Rows from a dataset
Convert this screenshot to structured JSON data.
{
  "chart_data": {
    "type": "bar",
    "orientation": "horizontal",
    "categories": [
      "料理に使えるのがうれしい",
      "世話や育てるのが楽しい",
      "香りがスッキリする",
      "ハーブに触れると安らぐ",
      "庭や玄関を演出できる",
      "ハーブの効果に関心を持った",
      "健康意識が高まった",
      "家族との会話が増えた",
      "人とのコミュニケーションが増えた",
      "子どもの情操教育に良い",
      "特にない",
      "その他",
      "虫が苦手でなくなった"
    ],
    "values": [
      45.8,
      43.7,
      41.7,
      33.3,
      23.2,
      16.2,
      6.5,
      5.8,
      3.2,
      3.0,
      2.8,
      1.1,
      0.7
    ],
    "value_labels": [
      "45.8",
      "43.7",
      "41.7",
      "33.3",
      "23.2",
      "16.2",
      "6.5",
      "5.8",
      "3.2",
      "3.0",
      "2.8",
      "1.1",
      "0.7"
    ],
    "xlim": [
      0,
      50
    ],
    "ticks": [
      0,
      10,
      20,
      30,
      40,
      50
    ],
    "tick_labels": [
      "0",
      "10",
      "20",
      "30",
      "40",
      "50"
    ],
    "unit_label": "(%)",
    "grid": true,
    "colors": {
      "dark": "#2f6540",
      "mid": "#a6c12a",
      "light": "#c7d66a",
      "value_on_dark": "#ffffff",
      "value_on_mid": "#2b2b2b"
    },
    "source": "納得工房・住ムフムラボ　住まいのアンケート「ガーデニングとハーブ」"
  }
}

---

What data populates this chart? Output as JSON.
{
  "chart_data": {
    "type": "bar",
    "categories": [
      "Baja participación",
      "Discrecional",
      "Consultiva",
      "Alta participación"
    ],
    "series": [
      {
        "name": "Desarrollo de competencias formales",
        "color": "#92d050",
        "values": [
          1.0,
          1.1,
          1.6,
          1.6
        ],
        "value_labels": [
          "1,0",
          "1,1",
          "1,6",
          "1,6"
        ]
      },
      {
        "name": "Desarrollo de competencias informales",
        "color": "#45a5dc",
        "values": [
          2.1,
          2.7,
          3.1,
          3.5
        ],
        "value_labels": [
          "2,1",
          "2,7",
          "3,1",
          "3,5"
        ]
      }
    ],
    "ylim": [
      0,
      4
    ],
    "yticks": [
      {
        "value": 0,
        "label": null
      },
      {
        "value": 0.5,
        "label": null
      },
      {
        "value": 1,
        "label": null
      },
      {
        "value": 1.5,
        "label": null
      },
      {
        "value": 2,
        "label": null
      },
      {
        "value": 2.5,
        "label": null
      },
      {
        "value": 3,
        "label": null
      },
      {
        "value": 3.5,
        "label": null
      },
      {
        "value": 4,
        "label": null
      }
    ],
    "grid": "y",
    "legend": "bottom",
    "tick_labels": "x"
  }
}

- _Objective_: Search the records for the string "JSON" and return every line in which it occurs.

- _Finished task_:
Convert this screenshot to structured JSON data.
What data populates this chart? Output as JSON.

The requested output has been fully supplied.